Collected data:

◆ ◆ ◆ ◆

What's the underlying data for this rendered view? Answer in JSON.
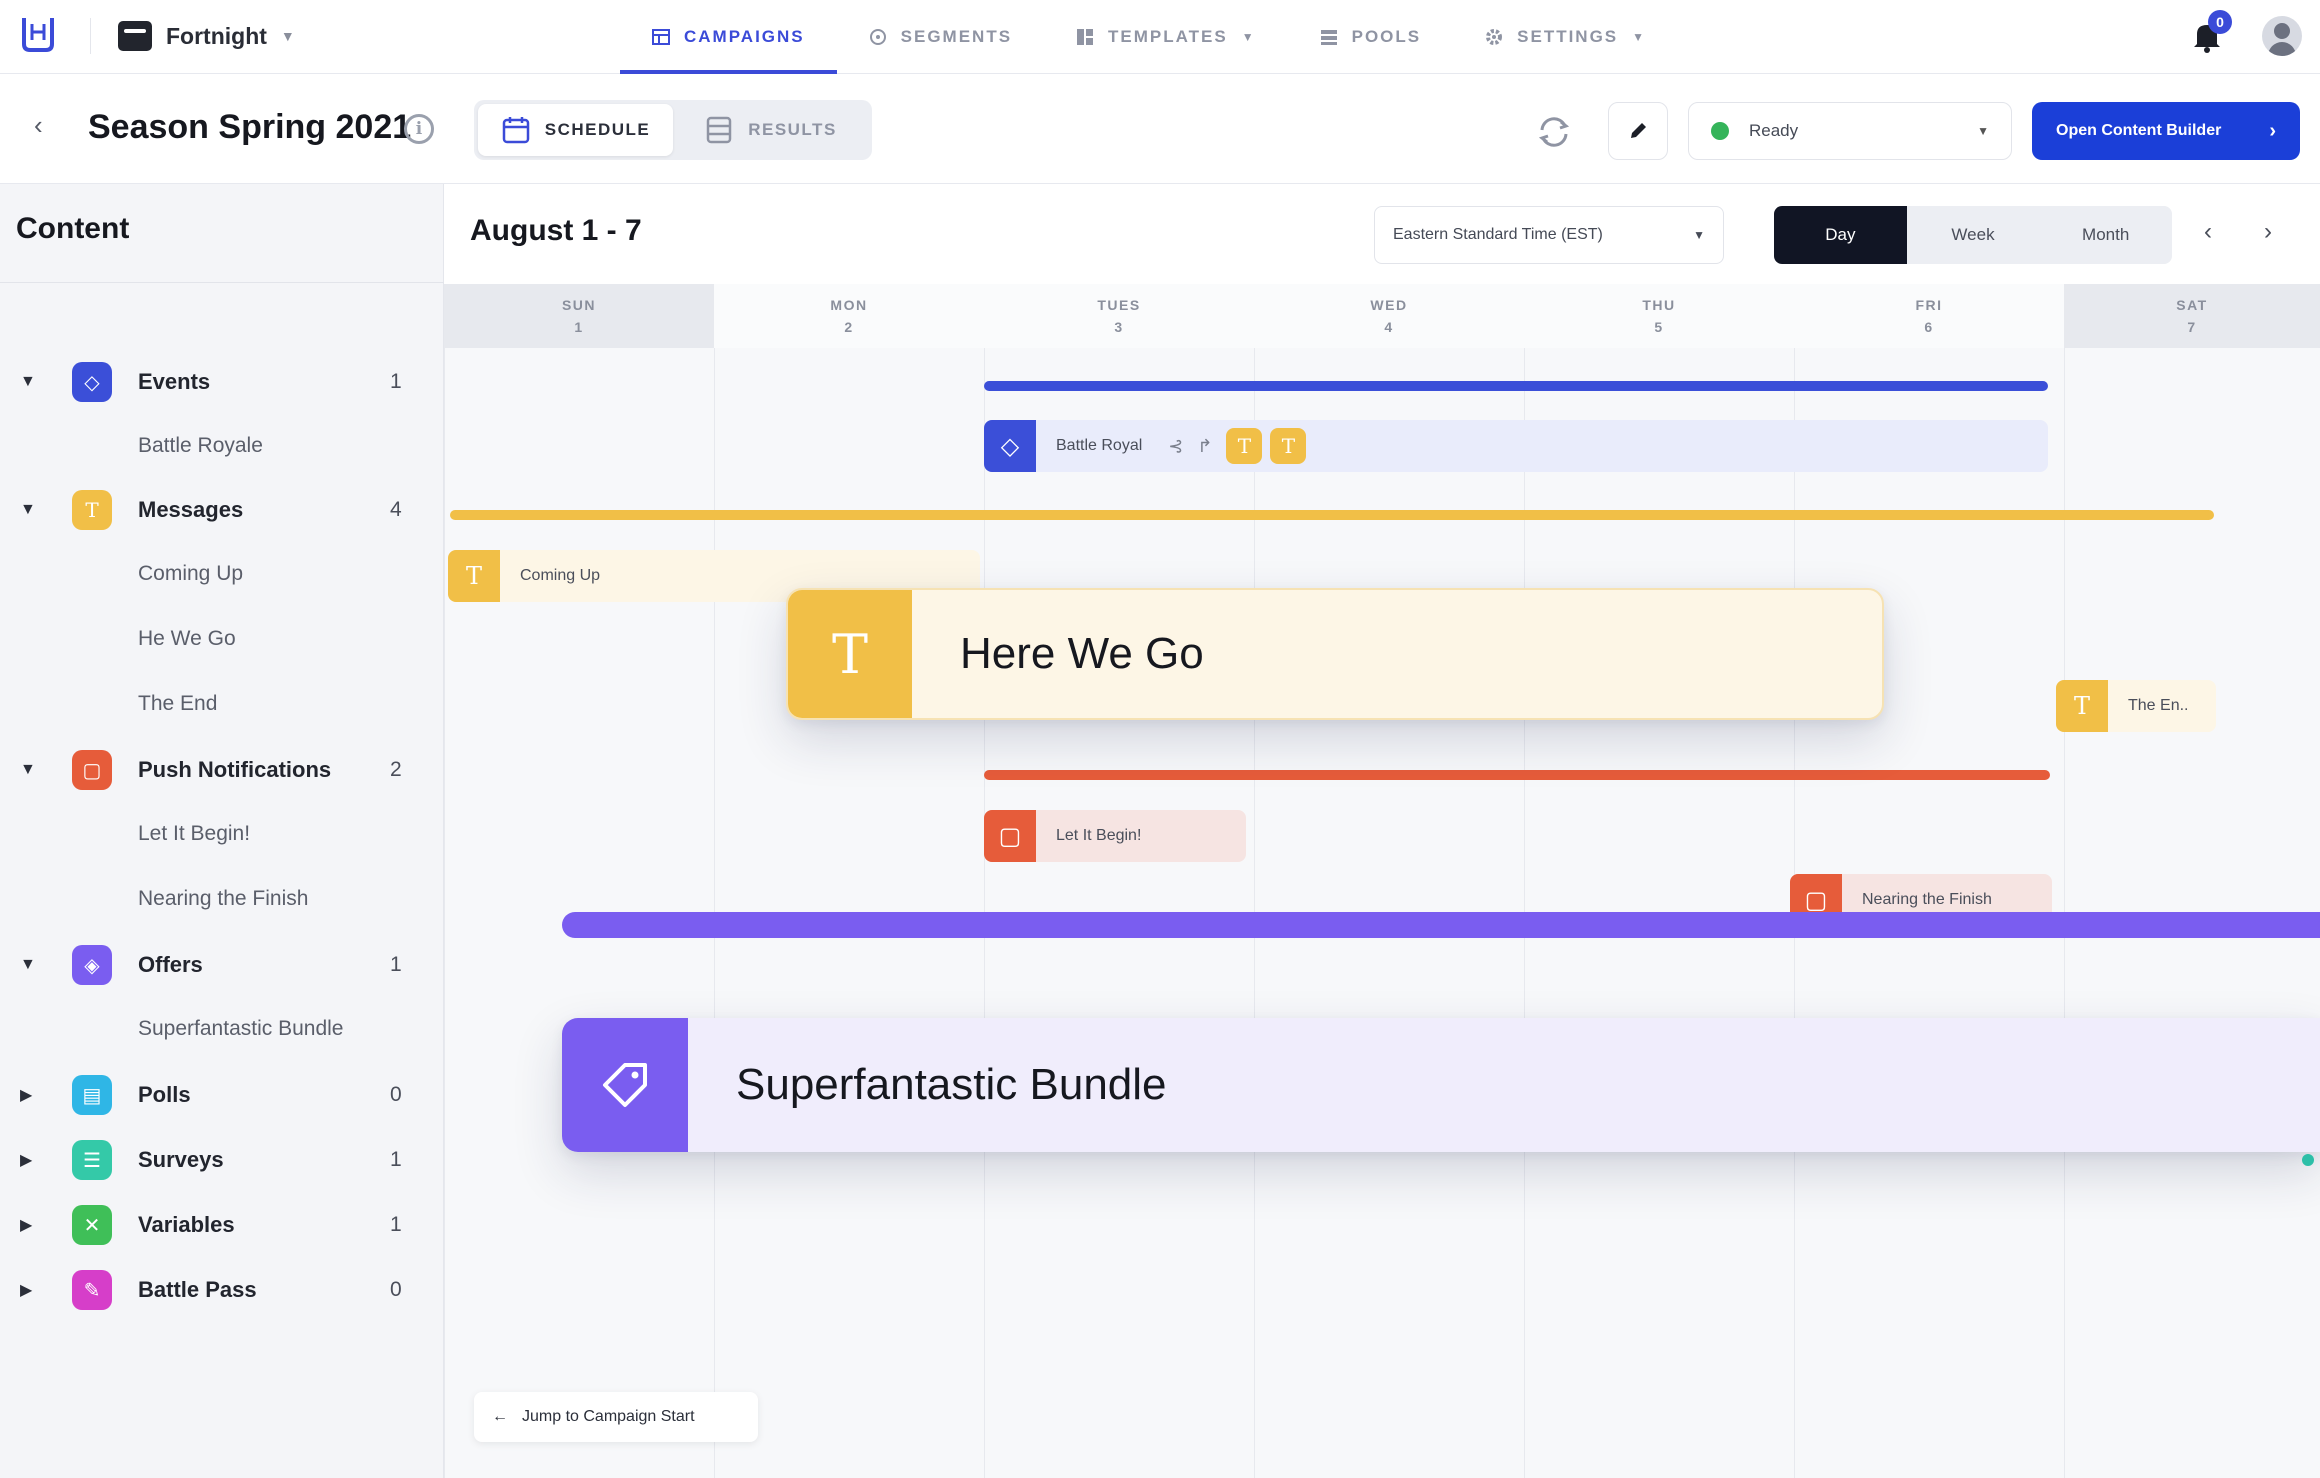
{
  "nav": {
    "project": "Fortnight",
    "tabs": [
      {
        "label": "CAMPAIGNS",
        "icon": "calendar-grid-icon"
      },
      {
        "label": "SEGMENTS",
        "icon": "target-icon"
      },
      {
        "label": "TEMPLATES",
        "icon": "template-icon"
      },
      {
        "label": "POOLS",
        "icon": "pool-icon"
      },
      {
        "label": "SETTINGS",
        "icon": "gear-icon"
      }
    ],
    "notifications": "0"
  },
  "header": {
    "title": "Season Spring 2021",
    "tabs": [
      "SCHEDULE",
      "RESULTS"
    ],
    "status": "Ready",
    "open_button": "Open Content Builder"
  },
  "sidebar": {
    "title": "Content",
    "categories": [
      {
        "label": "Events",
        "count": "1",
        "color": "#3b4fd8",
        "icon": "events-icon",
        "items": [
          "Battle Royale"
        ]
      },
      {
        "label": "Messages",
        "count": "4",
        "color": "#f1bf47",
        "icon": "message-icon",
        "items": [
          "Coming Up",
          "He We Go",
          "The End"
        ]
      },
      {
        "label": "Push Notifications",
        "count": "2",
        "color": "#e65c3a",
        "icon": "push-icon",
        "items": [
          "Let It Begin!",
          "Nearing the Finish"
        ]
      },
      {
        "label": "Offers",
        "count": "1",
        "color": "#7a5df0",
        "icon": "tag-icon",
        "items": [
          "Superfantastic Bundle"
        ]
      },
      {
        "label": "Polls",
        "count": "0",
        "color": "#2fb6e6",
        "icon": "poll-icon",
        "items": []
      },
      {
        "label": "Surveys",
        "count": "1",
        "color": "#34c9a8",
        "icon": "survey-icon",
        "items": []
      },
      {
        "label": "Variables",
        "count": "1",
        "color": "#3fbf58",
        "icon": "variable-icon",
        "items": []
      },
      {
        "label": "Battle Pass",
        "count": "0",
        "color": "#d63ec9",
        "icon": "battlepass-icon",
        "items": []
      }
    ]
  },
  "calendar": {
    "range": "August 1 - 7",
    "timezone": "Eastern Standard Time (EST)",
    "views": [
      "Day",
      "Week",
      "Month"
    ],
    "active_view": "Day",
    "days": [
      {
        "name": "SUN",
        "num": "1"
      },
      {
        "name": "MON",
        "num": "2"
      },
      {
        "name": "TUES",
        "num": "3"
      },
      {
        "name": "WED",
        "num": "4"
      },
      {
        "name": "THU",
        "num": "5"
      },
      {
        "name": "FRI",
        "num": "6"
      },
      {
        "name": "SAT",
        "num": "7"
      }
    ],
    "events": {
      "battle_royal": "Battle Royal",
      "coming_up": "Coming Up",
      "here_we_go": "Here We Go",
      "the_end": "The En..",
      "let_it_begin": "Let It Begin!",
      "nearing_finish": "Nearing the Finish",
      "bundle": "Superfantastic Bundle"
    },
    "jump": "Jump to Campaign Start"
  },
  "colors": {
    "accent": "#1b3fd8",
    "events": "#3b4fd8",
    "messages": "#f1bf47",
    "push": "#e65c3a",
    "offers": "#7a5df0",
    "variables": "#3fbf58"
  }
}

◆ ◆ ◆ ◆

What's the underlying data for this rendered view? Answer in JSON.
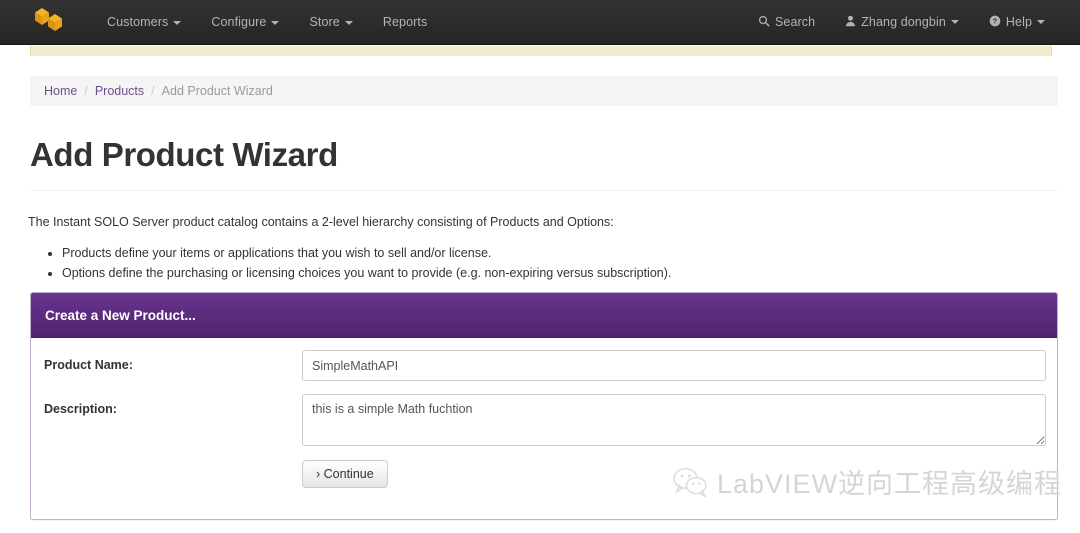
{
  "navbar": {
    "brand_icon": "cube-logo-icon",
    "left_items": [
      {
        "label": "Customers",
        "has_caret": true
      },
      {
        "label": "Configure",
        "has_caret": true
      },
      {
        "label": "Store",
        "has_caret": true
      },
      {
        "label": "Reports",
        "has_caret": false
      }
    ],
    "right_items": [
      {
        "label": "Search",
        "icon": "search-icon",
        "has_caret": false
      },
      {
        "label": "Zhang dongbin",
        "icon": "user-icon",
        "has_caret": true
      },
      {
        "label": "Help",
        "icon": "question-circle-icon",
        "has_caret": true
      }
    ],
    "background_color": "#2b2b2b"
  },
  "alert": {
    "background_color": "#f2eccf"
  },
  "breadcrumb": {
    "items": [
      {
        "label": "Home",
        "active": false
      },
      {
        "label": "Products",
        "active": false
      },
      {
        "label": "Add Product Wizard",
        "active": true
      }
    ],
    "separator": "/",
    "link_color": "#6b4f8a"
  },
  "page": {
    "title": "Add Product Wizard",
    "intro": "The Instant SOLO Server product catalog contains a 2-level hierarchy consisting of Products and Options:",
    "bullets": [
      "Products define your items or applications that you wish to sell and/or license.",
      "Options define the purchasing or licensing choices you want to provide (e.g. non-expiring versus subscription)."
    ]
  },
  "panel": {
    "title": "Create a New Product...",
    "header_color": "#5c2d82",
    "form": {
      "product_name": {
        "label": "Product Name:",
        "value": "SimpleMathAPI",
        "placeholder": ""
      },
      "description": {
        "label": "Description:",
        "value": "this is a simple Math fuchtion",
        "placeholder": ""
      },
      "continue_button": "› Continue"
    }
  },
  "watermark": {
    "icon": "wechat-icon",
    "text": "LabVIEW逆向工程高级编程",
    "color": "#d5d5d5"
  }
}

◆ ◆ ◆ ◆

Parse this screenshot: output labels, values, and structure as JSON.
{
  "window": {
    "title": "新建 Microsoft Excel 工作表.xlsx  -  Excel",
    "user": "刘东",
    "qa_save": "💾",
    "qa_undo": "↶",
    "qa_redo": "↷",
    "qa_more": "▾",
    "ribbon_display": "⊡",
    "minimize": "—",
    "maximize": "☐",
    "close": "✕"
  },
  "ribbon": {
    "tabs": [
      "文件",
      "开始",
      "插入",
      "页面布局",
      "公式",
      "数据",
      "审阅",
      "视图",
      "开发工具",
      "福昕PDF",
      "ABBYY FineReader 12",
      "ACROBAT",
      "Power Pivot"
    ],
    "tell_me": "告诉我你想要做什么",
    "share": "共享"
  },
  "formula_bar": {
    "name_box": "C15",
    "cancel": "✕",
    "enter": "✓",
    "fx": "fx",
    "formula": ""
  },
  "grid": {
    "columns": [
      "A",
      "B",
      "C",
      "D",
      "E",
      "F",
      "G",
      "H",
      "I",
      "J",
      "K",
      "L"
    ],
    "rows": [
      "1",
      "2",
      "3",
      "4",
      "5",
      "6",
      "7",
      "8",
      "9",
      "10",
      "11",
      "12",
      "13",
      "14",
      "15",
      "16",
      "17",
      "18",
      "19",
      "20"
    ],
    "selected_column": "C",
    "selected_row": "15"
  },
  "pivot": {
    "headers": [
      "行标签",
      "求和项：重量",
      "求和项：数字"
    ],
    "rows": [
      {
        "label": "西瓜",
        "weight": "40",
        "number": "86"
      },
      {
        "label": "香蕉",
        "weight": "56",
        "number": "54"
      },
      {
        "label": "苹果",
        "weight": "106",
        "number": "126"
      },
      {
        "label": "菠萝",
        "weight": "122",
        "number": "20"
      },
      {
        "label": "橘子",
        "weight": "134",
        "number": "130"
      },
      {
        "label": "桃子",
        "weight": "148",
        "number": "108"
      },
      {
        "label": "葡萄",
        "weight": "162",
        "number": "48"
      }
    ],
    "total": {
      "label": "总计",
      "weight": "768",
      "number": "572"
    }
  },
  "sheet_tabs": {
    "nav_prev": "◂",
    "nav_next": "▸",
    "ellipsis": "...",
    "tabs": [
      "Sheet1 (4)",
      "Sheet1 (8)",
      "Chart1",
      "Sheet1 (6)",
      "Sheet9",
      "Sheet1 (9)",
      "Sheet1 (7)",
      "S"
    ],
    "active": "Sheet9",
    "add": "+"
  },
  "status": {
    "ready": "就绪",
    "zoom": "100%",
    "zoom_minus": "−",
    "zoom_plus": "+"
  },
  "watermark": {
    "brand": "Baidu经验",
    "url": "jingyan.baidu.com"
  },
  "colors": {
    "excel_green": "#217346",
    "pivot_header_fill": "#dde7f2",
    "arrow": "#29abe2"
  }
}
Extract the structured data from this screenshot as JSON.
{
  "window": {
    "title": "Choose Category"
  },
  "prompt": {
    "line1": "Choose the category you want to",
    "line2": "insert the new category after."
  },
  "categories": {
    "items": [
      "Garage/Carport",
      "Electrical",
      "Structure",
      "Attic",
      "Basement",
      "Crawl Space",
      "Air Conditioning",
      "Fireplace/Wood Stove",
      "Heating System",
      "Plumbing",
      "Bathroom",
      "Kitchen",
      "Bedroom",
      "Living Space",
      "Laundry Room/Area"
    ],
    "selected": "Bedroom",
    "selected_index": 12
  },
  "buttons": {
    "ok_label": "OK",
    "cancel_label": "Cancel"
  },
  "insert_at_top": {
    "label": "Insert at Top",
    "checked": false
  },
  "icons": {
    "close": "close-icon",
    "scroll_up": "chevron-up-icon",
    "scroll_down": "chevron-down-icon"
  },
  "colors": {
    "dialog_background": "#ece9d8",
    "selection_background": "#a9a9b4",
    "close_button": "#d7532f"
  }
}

◆ ◆ ◆ ◆

To be done: Copy all lines from the material that hold "Options".

Exercise output:
    "intro": "The Instant SOLO Server product catalog contains a 2-level hierarchy consisting of Products and Options:",
      "Options define the purchasing or licensing choices you want to provide (e.g. non-expiring versus subscription)."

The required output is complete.